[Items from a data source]
— Start —

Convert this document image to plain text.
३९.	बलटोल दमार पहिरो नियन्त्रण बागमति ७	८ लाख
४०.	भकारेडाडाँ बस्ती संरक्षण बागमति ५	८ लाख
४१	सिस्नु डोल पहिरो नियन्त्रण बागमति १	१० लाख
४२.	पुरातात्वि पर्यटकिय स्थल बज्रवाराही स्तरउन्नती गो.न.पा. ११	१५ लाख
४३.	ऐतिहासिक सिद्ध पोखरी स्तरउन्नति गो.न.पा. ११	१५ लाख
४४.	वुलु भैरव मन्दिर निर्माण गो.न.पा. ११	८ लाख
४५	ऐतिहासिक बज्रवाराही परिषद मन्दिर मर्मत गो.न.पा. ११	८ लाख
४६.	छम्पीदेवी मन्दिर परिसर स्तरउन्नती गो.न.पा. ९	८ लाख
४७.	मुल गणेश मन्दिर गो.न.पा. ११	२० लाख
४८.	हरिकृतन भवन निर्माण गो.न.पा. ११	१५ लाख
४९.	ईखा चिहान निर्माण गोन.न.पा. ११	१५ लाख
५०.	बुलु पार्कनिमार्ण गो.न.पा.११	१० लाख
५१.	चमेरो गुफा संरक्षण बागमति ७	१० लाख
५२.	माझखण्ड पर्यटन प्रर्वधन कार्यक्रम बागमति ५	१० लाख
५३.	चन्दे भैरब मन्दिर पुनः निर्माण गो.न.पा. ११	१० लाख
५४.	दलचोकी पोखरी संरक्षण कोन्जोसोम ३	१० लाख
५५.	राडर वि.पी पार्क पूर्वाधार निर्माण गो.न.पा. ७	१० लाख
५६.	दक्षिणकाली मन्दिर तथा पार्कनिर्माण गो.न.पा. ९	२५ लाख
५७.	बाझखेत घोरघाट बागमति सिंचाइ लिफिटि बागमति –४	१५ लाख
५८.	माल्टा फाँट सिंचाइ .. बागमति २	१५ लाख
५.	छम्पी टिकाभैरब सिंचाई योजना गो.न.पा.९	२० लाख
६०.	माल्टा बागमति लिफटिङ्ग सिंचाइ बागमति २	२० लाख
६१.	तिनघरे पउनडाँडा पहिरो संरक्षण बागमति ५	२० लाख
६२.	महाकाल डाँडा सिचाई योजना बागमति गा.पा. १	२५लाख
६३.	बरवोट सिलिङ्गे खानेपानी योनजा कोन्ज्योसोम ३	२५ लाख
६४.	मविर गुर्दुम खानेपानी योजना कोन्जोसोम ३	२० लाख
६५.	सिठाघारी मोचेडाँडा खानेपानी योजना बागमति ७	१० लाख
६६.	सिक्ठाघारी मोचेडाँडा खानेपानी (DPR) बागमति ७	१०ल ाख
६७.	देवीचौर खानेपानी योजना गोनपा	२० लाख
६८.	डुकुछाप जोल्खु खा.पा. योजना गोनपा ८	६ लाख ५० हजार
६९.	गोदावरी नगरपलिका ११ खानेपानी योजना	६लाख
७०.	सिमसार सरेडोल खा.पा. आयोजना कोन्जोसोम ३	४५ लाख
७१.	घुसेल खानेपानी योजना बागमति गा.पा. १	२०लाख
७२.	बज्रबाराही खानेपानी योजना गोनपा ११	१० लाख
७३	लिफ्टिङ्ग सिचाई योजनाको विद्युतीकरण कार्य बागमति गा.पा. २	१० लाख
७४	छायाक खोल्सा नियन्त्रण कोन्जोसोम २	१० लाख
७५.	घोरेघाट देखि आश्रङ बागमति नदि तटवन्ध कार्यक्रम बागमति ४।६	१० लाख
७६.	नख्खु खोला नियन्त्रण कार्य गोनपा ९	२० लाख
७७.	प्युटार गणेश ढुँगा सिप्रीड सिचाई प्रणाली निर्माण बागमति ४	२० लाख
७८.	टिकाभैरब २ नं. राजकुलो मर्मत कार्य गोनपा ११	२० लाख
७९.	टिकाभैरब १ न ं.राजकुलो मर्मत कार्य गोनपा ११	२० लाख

— End —

(Exercise instructions): Copy all lines of the material above where the string "तरउन" occurs.

(Written solution):
४२.	पुरातात्वि पर्यटकिय स्थल बज्रवाराही स्तरउन्नती गो.न.पा. ११	१५ लाख
४३.	ऐतिहासिक सिद्ध पोखरी स्तरउन्नति गो.न.पा. ११	१५ लाख
४६.	छम्पीदेवी मन्दिर परिसर स्तरउन्नती गो.न.पा. ९	८ लाख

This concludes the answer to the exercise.